Task: Write the data out again, character for character, with no images.

Dataset entries:
☆ ☆ ☆ ☆
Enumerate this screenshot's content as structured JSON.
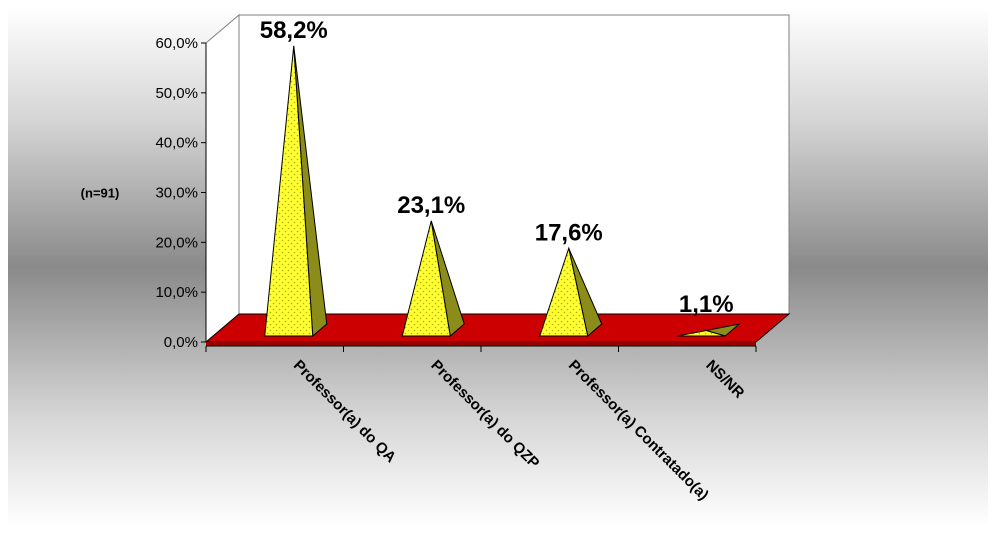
{
  "chart_data": {
    "type": "bar",
    "style": "3d-pyramid",
    "categories": [
      "Professor(a) do QA",
      "Professor(a) do QZP",
      "Professor(a) Contratado(a)",
      "NS/NR"
    ],
    "values": [
      58.2,
      23.1,
      17.6,
      1.1
    ],
    "data_labels": [
      "58,2%",
      "23,1%",
      "17,6%",
      "1,1%"
    ],
    "ylabel": "(n=91)",
    "ylim": [
      0,
      60
    ],
    "yticks": [
      "0,0%",
      "10,0%",
      "20,0%",
      "30,0%",
      "40,0%",
      "50,0%",
      "60,0%"
    ],
    "grid": false,
    "legend": "none",
    "colors": {
      "bar_front": "#ffff33",
      "bar_side": "#8c8c1a",
      "floor": "#cc0000",
      "floor_edge": "#990000",
      "wall": "#ffffff"
    }
  }
}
☆ ☆ ☆ ☆
Complete output:
Enumerate this screenshot's content as structured JSON.
{
  "chart_data": {
    "type": "bar",
    "style": "3d-pyramid",
    "categories": [
      "Professor(a) do QA",
      "Professor(a) do QZP",
      "Professor(a) Contratado(a)",
      "NS/NR"
    ],
    "values": [
      58.2,
      23.1,
      17.6,
      1.1
    ],
    "data_labels": [
      "58,2%",
      "23,1%",
      "17,6%",
      "1,1%"
    ],
    "ylabel": "(n=91)",
    "ylim": [
      0,
      60
    ],
    "yticks": [
      "0,0%",
      "10,0%",
      "20,0%",
      "30,0%",
      "40,0%",
      "50,0%",
      "60,0%"
    ],
    "grid": false,
    "legend": "none",
    "colors": {
      "bar_front": "#ffff33",
      "bar_side": "#8c8c1a",
      "floor": "#cc0000",
      "floor_edge": "#990000",
      "wall": "#ffffff"
    }
  }
}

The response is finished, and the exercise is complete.